Material provided -
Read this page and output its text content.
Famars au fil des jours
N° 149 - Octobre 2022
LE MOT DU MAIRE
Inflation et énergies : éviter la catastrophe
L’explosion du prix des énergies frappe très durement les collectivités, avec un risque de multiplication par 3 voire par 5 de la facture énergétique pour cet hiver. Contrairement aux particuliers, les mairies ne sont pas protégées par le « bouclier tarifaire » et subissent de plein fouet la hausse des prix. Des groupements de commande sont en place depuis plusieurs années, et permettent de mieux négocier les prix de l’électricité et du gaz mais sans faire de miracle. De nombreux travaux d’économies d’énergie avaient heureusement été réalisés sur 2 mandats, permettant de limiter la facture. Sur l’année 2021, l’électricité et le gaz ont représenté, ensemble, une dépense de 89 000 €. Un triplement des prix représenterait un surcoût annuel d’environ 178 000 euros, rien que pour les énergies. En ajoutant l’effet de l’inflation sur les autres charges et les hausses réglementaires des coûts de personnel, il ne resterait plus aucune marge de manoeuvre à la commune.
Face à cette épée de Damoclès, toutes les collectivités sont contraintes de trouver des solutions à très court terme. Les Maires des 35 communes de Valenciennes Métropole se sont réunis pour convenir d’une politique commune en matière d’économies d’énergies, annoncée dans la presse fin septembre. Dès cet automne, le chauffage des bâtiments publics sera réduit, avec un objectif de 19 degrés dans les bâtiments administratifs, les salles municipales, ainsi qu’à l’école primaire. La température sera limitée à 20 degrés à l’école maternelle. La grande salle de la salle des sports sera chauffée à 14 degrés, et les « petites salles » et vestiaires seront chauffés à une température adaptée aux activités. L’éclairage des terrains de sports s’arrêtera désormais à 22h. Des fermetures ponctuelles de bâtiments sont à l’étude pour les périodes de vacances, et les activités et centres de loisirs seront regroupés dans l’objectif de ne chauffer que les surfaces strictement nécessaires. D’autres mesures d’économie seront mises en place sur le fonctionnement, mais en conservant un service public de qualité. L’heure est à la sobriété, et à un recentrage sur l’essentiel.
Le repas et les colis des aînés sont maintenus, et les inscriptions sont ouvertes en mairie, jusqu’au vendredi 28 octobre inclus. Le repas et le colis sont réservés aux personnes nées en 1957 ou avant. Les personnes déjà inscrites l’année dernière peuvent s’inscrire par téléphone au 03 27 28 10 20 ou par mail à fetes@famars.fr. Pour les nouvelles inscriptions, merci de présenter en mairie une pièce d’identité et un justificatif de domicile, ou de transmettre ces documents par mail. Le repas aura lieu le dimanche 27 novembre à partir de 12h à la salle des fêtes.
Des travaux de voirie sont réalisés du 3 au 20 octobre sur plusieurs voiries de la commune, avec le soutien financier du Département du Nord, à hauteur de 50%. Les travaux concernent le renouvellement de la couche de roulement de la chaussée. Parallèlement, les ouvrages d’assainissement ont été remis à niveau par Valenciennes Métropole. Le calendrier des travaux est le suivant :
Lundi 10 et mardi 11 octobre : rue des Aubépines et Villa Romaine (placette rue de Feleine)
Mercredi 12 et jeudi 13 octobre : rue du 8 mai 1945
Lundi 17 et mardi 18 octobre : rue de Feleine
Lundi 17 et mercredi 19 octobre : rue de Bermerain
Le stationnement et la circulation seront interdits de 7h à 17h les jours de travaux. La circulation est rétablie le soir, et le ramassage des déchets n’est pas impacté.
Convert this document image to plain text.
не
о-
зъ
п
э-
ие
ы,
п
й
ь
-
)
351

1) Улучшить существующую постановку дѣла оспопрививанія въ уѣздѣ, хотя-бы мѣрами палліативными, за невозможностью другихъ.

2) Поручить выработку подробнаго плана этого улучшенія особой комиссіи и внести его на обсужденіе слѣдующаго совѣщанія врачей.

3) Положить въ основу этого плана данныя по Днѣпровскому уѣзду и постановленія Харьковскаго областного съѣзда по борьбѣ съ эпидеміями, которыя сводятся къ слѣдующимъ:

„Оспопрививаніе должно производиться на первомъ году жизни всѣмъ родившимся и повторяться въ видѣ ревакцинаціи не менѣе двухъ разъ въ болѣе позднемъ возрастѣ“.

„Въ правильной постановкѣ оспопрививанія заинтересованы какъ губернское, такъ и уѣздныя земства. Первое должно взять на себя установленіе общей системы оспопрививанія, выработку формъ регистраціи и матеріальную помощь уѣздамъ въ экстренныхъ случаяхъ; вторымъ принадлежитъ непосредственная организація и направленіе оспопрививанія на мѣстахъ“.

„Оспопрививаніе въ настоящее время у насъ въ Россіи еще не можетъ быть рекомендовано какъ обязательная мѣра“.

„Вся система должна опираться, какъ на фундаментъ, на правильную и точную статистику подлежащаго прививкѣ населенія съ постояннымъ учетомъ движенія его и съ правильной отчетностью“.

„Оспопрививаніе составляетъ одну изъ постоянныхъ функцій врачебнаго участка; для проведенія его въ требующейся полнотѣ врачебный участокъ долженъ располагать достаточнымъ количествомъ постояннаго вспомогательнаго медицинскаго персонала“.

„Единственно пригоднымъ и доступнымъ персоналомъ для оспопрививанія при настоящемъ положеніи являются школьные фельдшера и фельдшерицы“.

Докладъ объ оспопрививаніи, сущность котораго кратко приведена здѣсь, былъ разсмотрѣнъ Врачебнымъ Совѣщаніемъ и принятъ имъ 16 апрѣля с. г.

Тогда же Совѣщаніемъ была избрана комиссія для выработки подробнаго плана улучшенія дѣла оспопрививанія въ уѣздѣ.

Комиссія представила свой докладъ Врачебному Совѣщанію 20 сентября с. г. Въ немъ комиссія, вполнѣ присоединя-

Problem - Reproduce the records above exactly.

Full response -
Read this page and output its text content.
Famars au fil des jours
N° 149 - Octobre 2022
LE MOT DU MAIRE
Inflation et énergies : éviter la catastrophe
L’explosion du prix des énergies frappe très durement les collectivités, avec un risque de multiplication par 3 voire par 5 de la facture énergétique pour cet hiver. Contrairement aux particuliers, les mairies ne sont pas protégées par le « bouclier tarifaire » et subissent de plein fouet la hausse des prix. Des groupements de commande sont en place depuis plusieurs années, et permettent de mieux négocier les prix de l’électricité et du gaz mais sans faire de miracle. De nombreux travaux d’économies d’énergie avaient heureusement été réalisés sur 2 mandats, permettant de limiter la facture. Sur l’année 2021, l’électricité et le gaz ont représenté, ensemble, une dépense de 89 000 €. Un triplement des prix représenterait un surcoût annuel d’environ 178 000 euros, rien que pour les énergies. En ajoutant l’effet de l’inflation sur les autres charges et les hausses réglementaires des coûts de personnel, il ne resterait plus aucune marge de manoeuvre à la commune.
Face à cette épée de Damoclès, toutes les collectivités sont contraintes de trouver des solutions à très court terme. Les Maires des 35 communes de Valenciennes Métropole se sont réunis pour convenir d’une politique commune en matière d’économies d’énergies, annoncée dans la presse fin septembre. Dès cet automne, le chauffage des bâtiments publics sera réduit, avec un objectif de 19 degrés dans les bâtiments administratifs, les salles municipales, ainsi qu’à l’école primaire. La température sera limitée à 20 degrés à l’école maternelle. La grande salle de la salle des sports sera chauffée à 14 degrés, et les « petites salles » et vestiaires seront chauffés à une température adaptée aux activités. L’éclairage des terrains de sports s’arrêtera désormais à 22h. Des fermetures ponctuelles de bâtiments sont à l’étude pour les périodes de vacances, et les activités et centres de loisirs seront regroupés dans l’objectif de ne chauffer que les surfaces strictement nécessaires. D’autres mesures d’économie seront mises en place sur le fonctionnement, mais en conservant un service public de qualité. L’heure est à la sobriété, et à un recentrage sur l’essentiel.
Le repas et les colis des aînés sont maintenus, et les inscriptions sont ouvertes en mairie, jusqu’au vendredi 28 octobre inclus. Le repas et le colis sont réservés aux personnes nées en 1957 ou avant. Les personnes déjà inscrites l’année dernière peuvent s’inscrire par téléphone au 03 27 28 10 20 ou par mail à fetes@famars.fr. Pour les nouvelles inscriptions, merci de présenter en mairie une pièce d’identité et un justificatif de domicile, ou de transmettre ces documents par mail. Le repas aura lieu le dimanche 27 novembre à partir de 12h à la salle des fêtes.
Des travaux de voirie sont réalisés du 3 au 20 octobre sur plusieurs voiries de la commune, avec le soutien financier du Département du Nord, à hauteur de 50%. Les travaux concernent le renouvellement de la couche de roulement de la chaussée. Parallèlement, les ouvrages d’assainissement ont été remis à niveau par Valenciennes Métropole. Le calendrier des travaux est le suivant :
Lundi 10 et mardi 11 octobre : rue des Aubépines et Villa Romaine (placette rue de Feleine)
Mercredi 12 et jeudi 13 octobre : rue du 8 mai 1945
Lundi 17 et mardi 18 octobre : rue de Feleine
Lundi 17 et mercredi 19 octobre : rue de Bermerain
Le stationnement et la circulation seront interdits de 7h à 17h les jours de travaux. La circulation est rétablie le soir, et le ramassage des déchets n’est pas impacté.
Convert this document image to plain text.
не
о-
зъ
п
э-
ие
ы,
п
й
ь
-
)
351

1) Улучшить существующую постановку дѣла оспопрививанія въ уѣздѣ, хотя-бы мѣрами палліативными, за невозможностью другихъ.

2) Поручить выработку подробнаго плана этого улучшенія особой комиссіи и внести его на обсужденіе слѣдующаго совѣщанія врачей.

3) Положить въ основу этого плана данныя по Днѣпровскому уѣзду и постановленія Харьковскаго областного съѣзда по борьбѣ съ эпидеміями, которыя сводятся къ слѣдующимъ:

„Оспопрививаніе должно производиться на первомъ году жизни всѣмъ родившимся и повторяться въ видѣ ревакцинаціи не менѣе двухъ разъ въ болѣе позднемъ возрастѣ“.

„Въ правильной постановкѣ оспопрививанія заинтересованы какъ губернское, такъ и уѣздныя земства. Первое должно взять на себя установленіе общей системы оспопрививанія, выработку формъ регистраціи и матеріальную помощь уѣздамъ въ экстренныхъ случаяхъ; вторымъ принадлежитъ непосредственная организація и направленіе оспопрививанія на мѣстахъ“.

„Оспопрививаніе въ настоящее время у насъ въ Россіи еще не можетъ быть рекомендовано какъ обязательная мѣра“.

„Вся система должна опираться, какъ на фундаментъ, на правильную и точную статистику подлежащаго прививкѣ населенія съ постояннымъ учетомъ движенія его и съ правильной отчетностью“.

„Оспопрививаніе составляетъ одну изъ постоянныхъ функцій врачебнаго участка; для проведенія его въ требующейся полнотѣ врачебный участокъ долженъ располагать достаточнымъ количествомъ постояннаго вспомогательнаго медицинскаго персонала“.

„Единственно пригоднымъ и доступнымъ персоналомъ для оспопрививанія при настоящемъ положеніи являются школьные фельдшера и фельдшерицы“.

Докладъ объ оспопрививаніи, сущность котораго кратко приведена здѣсь, былъ разсмотрѣнъ Врачебнымъ Совѣщаніемъ и принятъ имъ 16 апрѣля с. г.

Тогда же Совѣщаніемъ была избрана комиссія для выработки подробнаго плана улучшенія дѣла оспопрививанія въ уѣздѣ.

Комиссія представила свой докладъ Врачебному Совѣщанію 20 сентября с. г. Въ немъ комиссія, вполнѣ присоединя-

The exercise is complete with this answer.